Written instruction
Every entry needs to be printed exactly, please.

Extracted records:
**********
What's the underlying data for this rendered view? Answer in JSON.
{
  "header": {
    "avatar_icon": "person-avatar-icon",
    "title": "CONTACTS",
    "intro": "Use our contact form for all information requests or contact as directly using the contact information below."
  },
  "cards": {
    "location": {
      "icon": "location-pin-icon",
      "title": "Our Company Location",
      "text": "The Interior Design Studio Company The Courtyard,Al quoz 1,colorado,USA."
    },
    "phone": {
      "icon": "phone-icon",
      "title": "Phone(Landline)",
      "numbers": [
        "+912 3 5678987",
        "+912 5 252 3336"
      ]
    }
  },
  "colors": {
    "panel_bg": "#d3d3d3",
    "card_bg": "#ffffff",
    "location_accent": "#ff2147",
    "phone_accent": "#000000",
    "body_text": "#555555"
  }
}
**********
The result
What's the underlying data for this rendered view? Answer in JSON.
{
  "header": {
    "avatar_icon": "person-avatar-icon",
    "title": "CONTACTS",
    "intro": "Use our contact form for all information requests or contact as directly using the contact information below."
  },
  "cards": {
    "location": {
      "icon": "location-pin-icon",
      "title": "Our Company Location",
      "text": "The Interior Design Studio Company The Courtyard,Al quoz 1,colorado,USA."
    },
    "phone": {
      "icon": "phone-icon",
      "title": "Phone(Landline)",
      "numbers": [
        "+912 3 5678987",
        "+912 5 252 3336"
      ]
    }
  },
  "colors": {
    "panel_bg": "#d3d3d3",
    "card_bg": "#ffffff",
    "location_accent": "#ff2147",
    "phone_accent": "#000000",
    "body_text": "#555555"
  }
}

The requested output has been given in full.